Задание
Выведите дословно строки из приведённых ниже записей: начните со строки, в которой содержится «356, 1017, 635]», и остановитесь после строки, в которой содержится «356, 1697, 770]».

Сохранённые записи
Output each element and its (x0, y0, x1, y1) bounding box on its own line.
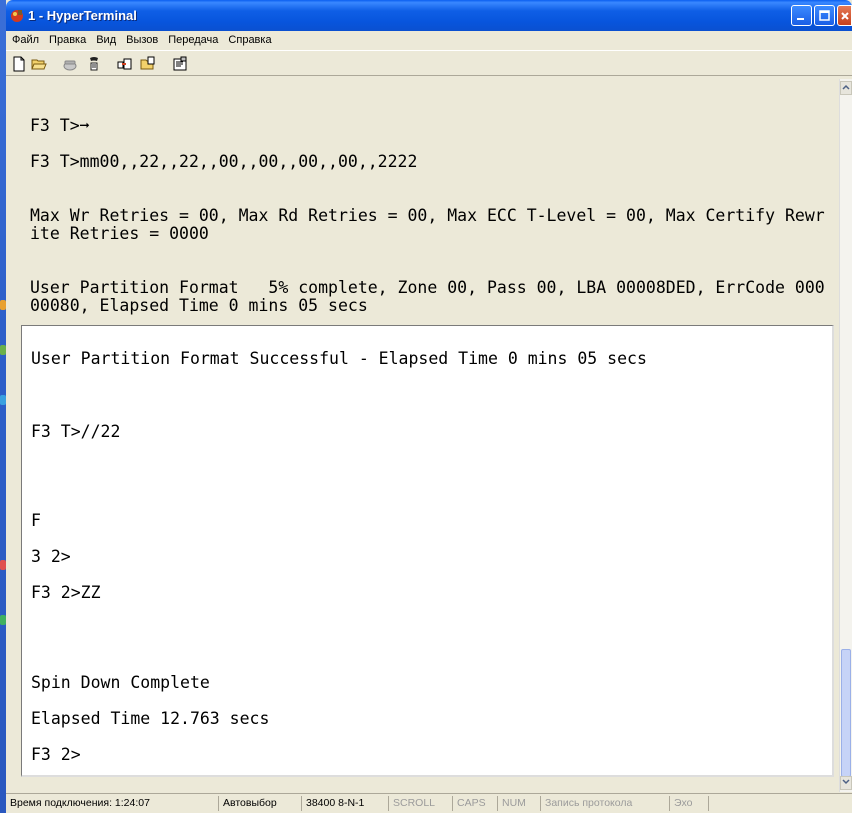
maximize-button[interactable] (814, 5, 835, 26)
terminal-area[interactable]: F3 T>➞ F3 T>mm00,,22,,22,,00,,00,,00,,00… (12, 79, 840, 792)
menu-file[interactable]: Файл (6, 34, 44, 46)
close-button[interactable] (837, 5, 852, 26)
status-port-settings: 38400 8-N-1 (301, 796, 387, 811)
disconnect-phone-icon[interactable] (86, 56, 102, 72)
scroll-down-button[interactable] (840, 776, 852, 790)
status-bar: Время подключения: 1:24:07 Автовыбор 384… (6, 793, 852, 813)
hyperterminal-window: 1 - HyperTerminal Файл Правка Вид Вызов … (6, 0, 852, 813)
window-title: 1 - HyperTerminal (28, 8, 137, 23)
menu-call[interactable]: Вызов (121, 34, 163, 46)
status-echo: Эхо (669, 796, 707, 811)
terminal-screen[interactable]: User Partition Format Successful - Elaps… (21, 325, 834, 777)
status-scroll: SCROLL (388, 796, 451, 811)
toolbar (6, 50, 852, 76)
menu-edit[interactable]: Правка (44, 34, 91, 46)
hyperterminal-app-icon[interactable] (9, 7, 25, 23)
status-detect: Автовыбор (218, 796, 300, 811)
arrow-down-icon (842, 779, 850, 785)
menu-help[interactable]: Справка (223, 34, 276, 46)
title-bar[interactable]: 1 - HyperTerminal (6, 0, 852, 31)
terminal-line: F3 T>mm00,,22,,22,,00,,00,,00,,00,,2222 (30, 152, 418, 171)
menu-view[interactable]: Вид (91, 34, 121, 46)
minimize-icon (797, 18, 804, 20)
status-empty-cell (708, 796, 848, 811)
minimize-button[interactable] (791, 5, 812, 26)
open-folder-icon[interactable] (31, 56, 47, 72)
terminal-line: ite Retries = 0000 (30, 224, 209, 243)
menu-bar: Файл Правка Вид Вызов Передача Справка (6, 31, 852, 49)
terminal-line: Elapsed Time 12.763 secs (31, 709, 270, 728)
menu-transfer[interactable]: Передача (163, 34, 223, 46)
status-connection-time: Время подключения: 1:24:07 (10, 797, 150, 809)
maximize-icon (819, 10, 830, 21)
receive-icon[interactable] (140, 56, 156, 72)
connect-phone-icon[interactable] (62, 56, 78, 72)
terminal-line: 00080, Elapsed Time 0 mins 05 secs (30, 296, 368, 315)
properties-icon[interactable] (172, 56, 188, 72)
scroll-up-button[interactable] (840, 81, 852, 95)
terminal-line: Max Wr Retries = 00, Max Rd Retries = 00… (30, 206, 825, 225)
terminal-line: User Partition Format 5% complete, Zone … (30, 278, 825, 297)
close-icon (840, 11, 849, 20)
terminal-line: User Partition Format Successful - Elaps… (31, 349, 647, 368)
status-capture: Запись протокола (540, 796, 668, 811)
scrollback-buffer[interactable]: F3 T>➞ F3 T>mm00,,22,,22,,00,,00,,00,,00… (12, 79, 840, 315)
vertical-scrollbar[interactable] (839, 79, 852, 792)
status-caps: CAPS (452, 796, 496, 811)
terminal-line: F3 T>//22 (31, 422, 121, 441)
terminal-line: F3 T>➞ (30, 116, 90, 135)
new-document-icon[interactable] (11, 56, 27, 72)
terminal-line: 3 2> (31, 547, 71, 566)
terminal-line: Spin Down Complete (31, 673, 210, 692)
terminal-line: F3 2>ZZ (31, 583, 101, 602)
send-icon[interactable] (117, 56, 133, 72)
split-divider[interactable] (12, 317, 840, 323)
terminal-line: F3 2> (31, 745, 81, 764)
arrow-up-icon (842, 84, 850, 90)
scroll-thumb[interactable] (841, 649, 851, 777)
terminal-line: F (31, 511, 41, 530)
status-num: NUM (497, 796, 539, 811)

==

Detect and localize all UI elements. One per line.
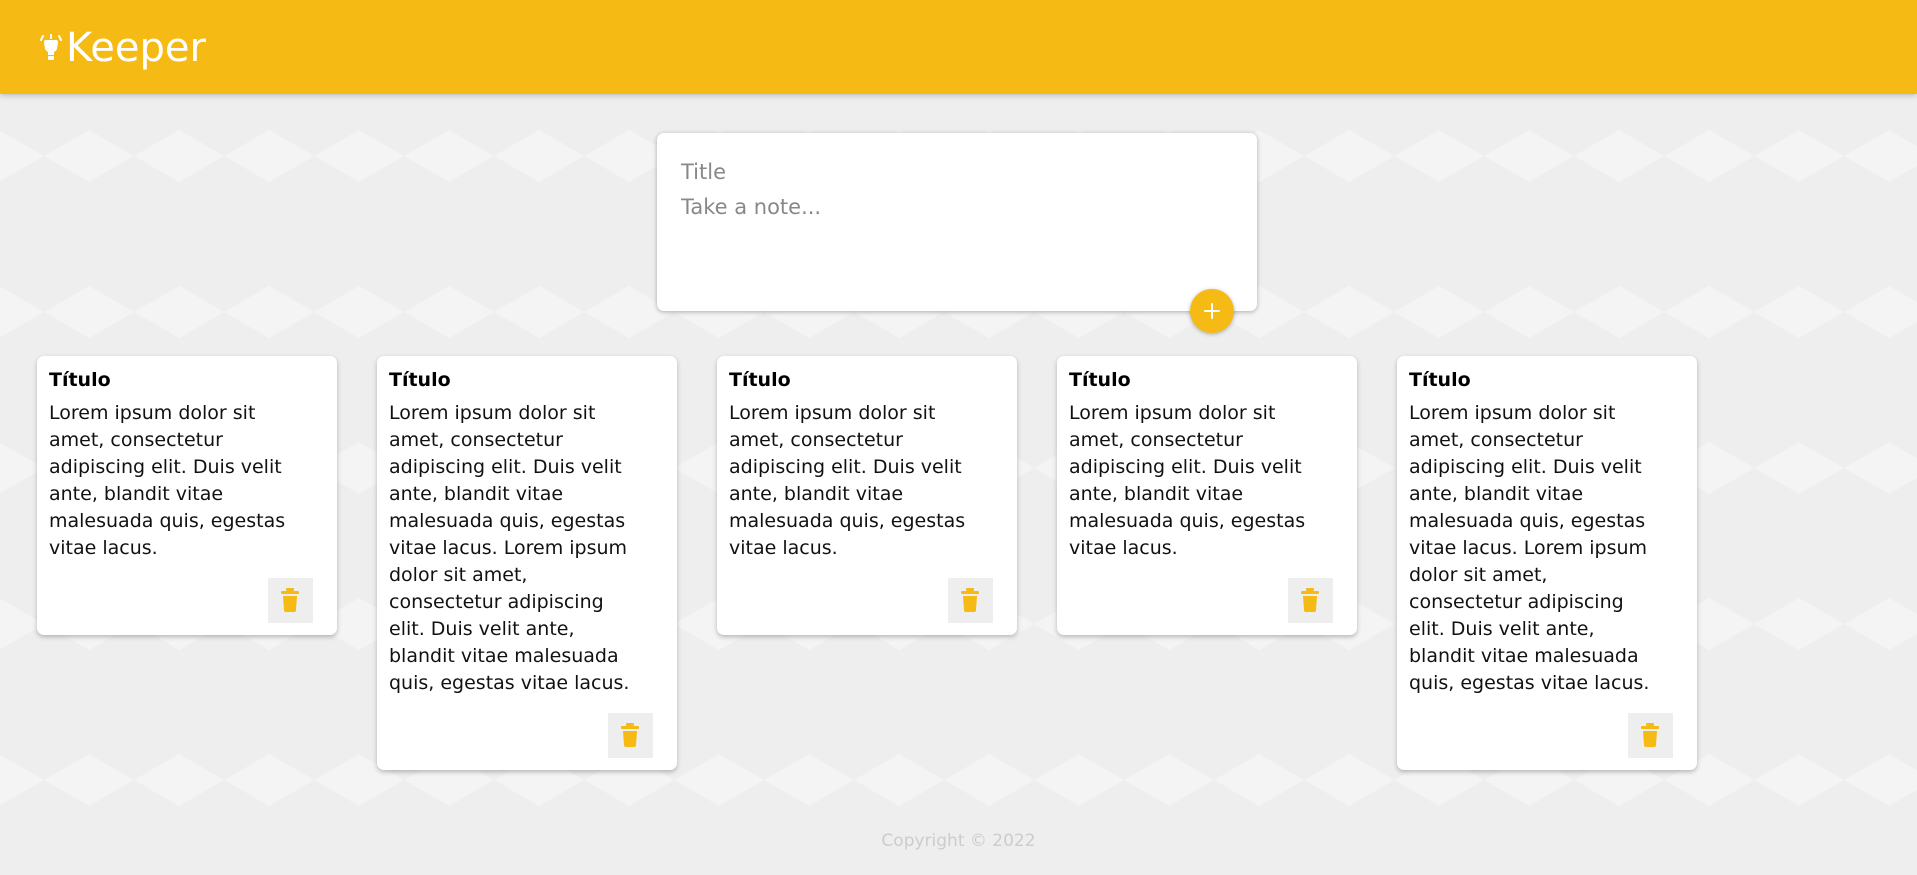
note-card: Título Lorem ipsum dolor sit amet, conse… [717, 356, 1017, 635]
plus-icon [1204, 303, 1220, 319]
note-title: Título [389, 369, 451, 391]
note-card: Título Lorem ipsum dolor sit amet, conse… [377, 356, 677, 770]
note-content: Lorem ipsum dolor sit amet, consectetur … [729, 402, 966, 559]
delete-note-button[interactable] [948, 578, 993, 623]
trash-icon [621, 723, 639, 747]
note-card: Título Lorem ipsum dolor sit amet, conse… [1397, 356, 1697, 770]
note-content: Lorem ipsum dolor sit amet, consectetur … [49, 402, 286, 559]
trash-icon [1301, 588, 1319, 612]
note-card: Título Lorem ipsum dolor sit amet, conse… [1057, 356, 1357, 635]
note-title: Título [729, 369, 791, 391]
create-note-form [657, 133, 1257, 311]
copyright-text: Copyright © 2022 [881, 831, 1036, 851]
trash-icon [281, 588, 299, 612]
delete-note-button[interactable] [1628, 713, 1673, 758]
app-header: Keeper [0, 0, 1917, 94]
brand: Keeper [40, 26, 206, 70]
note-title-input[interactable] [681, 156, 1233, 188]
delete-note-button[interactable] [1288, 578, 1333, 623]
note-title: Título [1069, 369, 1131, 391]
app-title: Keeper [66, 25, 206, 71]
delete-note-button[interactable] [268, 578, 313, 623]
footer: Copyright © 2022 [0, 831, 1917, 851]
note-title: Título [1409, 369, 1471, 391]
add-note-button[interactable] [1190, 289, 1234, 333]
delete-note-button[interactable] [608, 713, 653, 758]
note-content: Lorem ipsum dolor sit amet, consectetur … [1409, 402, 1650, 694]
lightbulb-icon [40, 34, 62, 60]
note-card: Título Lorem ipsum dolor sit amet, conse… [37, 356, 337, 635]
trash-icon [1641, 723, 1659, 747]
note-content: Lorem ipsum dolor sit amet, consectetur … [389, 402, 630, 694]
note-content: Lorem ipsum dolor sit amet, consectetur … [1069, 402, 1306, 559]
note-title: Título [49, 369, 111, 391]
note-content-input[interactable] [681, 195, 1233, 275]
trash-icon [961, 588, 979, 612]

Ответ на задание
note-card: Título Lorem ipsum dolor sit amet, conse… [717, 356, 1017, 635]
plus-icon [1204, 303, 1220, 319]
note-title: Título [389, 369, 451, 391]
note-card: Título Lorem ipsum dolor sit amet, conse… [377, 356, 677, 770]
note-content: Lorem ipsum dolor sit amet, consectetur … [729, 402, 966, 559]
delete-note-button[interactable] [948, 578, 993, 623]
trash-icon [621, 723, 639, 747]
note-card: Título Lorem ipsum dolor sit amet, conse… [1397, 356, 1697, 770]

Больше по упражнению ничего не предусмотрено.